### SUPPLIED PASSAGE

********

In traditional Chinese medicine, the appearance of the tongue is a critical part of a dog's examination.

No evidence has been found that supports the reliability of using "folkloric" Chinese tongue diagnosis to identify cardiovascular disease, musculoskeletal pain or other health problems, Dr. Robinson said. "Without scientific evidence attesting to its reliability in pointing to internal disease states, tongue diagnosis may lead veterinarians to erroneous conclusions and improper treatment."

For the study, researchers photographed the tongues of 100 randomly selected, spontaneously panting dogs. They compared the photographs with the dogs' medical histories, specifically looking for evidence of cardiovascular disease. According to Chinese medicine, a relationship exists between abnormalities of the tongue tip, such as a curled or split tip, and a history of cardiovascular disease.

"People should not begin to assume that if a dog has a split in the tip of the tongue that the dog also has heart problems, because what we found is that if a dog had an abnormal tongue tip, the odds of him or her having cardiovascular disease were no better than a coin toss, at 50 percent," Dr. Robinson said.

"Tongue diagnosis for cardiovascular disease may be used as an initial assessment tool, but should not be relied upon for an accurate diagnosis. A diagnosis based solely on examination of the tongue tips is an insufficient method," she said.

********

### SUPPLIED DATA
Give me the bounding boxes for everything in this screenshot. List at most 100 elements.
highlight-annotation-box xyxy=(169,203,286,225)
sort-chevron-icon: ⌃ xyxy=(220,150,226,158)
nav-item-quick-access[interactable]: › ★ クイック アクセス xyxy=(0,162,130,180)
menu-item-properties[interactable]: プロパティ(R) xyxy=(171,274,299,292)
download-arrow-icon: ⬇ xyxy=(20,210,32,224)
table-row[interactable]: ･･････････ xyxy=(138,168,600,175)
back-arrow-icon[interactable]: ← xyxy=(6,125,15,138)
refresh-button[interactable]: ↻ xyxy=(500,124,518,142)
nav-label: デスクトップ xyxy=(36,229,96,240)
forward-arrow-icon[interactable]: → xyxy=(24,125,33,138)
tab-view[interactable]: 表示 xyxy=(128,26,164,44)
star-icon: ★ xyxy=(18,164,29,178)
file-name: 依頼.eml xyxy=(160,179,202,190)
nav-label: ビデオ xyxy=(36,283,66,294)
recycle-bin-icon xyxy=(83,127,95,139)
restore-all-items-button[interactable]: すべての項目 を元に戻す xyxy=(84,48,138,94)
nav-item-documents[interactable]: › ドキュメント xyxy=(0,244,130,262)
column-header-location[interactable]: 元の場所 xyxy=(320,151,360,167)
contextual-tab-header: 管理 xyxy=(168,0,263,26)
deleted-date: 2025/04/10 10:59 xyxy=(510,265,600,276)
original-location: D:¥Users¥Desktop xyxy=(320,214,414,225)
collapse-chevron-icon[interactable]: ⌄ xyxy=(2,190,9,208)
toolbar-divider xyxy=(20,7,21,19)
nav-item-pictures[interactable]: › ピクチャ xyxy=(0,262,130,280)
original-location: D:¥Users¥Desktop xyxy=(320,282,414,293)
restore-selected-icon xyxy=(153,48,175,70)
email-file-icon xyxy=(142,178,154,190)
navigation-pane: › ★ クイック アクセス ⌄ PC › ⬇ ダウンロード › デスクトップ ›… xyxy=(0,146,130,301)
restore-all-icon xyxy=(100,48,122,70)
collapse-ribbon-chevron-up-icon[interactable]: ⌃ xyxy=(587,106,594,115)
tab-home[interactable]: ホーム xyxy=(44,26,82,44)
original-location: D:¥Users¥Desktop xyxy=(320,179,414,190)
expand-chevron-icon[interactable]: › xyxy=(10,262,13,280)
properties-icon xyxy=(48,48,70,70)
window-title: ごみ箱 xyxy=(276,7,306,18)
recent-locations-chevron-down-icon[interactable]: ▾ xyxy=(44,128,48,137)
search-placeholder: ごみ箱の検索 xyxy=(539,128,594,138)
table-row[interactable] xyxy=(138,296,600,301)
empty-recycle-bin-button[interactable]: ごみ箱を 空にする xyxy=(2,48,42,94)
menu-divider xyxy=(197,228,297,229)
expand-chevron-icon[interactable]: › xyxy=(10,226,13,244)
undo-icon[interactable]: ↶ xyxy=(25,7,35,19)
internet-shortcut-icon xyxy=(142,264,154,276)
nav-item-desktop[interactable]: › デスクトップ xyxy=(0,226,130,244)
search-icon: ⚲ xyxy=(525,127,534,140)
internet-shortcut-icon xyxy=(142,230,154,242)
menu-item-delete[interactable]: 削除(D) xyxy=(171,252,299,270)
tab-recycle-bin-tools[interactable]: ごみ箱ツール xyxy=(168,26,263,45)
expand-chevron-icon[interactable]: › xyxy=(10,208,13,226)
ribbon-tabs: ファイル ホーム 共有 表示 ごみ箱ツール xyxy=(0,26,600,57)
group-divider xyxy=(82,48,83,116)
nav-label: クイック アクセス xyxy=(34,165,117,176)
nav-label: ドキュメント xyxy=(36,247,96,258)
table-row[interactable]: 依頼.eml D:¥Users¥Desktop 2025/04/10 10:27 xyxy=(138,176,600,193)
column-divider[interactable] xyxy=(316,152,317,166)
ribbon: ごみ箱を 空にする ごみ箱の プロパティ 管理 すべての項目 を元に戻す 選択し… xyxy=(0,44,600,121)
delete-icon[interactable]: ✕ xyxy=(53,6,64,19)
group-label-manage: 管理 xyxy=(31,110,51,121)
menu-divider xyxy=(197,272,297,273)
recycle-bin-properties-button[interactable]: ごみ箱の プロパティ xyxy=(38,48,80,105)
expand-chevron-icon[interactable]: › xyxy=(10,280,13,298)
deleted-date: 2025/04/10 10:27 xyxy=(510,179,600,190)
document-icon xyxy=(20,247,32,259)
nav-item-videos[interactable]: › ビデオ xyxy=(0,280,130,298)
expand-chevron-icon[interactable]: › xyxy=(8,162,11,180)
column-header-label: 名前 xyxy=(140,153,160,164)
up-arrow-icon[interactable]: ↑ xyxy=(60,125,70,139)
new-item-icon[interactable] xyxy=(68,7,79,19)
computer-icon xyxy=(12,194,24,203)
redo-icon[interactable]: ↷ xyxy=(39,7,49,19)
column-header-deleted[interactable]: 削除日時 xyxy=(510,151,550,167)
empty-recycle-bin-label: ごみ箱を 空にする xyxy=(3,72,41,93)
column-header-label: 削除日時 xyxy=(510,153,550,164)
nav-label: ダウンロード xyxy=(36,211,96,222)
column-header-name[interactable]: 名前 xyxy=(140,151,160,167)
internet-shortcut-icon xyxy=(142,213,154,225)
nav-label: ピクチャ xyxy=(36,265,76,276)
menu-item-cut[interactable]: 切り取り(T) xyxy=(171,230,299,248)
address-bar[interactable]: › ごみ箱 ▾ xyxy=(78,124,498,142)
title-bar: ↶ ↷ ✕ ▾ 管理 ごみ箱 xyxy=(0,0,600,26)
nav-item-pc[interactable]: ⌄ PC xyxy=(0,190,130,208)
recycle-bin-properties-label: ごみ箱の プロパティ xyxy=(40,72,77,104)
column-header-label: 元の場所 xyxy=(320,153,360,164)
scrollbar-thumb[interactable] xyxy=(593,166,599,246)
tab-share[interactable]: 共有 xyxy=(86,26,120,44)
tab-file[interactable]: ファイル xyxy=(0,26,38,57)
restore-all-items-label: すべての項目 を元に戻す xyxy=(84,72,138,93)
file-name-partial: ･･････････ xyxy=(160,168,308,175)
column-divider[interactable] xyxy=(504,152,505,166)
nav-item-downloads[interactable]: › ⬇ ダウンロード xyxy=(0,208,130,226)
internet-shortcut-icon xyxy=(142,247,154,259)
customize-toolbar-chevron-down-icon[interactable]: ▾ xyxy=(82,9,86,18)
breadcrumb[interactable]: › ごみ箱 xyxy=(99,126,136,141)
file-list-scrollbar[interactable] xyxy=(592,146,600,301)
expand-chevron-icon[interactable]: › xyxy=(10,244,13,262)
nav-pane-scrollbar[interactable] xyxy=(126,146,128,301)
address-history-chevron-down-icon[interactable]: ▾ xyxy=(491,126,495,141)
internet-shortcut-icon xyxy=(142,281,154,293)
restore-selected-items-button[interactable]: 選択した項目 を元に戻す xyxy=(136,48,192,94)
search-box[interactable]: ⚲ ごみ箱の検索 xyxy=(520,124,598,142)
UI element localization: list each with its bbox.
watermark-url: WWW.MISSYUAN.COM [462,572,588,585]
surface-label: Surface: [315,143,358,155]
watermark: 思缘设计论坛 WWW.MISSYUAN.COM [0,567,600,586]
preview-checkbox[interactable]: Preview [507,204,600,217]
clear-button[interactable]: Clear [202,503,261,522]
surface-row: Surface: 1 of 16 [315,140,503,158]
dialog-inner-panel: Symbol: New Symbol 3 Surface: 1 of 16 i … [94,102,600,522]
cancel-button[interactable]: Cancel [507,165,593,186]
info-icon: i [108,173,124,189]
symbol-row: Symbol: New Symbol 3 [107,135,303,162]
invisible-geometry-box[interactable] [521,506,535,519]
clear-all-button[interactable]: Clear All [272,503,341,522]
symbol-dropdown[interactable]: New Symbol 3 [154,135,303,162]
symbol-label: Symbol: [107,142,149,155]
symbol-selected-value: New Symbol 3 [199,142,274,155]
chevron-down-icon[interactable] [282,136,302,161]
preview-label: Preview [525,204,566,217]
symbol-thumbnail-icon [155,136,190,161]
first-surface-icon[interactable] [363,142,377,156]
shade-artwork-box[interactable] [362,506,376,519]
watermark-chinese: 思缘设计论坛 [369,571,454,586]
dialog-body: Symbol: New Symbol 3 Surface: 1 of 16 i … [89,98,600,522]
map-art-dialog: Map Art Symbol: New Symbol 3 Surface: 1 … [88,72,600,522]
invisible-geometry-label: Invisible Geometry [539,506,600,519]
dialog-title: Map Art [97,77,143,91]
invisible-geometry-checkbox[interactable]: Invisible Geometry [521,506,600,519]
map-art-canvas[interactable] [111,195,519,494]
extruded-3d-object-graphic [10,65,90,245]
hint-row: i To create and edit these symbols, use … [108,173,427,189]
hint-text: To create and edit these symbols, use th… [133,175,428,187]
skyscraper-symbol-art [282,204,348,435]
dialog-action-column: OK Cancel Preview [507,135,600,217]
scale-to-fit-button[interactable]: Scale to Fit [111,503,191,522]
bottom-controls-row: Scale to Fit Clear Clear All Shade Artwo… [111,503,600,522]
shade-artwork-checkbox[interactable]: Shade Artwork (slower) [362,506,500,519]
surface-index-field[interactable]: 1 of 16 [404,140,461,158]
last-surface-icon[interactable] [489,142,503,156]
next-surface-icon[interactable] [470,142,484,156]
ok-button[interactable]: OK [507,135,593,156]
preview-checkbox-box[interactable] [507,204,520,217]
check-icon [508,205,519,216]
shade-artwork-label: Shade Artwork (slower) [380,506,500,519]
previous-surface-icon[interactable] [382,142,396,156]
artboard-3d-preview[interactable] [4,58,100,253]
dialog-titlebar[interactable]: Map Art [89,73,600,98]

********

### SET OF TASKS
- 1) Please list every direct quotation from Dr. Robinson in the passage on tongue diagnosis in dogs.
- 2) Write the next part of the passage on tongue diagnosis in dogs, picking up after its final sentence.

### SET OF ANSWERS
- 1)
1. "Without scientific evidence attesting to its reliability in pointing to internal disease states, tongue diagnosis may lead veterinarians to erroneous conclusions and improper treatment."
2. "People should not begin to assume that if a dog has a split in the tip of the tongue that the dog also has heart problems, because what we found is that if a dog had an abnormal tongue tip, the odds of him or her having cardiovascular disease were no better than a coin toss, at 50 percent"
3. "Tongue diagnosis for cardiovascular disease may be used as an initial assessment tool, but should not be relied upon for an accurate diagnosis. A diagnosis based solely on examination of the tongue tips is an insufficient method"

- 2)
Researchers also looked at the tongues of 99 dogs for a correlation to a Chinese medical diagnosis called "painful obstruction syndrome," or "bony bi." The syndrome is a chronic condition from prolonged obstruction in the joints, often causing pain and bone deformities. Dogs with osteoarthritis, intervertebral disk disease, dysplasia, spondylosis, discospondylitis, chronic stiffness, pain and muscle weakness or atrophy fall into the bony bi category.

Chinese medicine relies on an evaluation of the color, cracks and spirit - or the vitality and suppleness - of tongues to diagnose bony bi. Thin and flaccid tongues and diffuse cracks in the tongues were more prevalent in dogs with bony bi.

However, researchers say, cracks may merely indicate changes in the tongue muscle that occur as a dog ages; as muscle bulk and tone decline elsewhere in the body.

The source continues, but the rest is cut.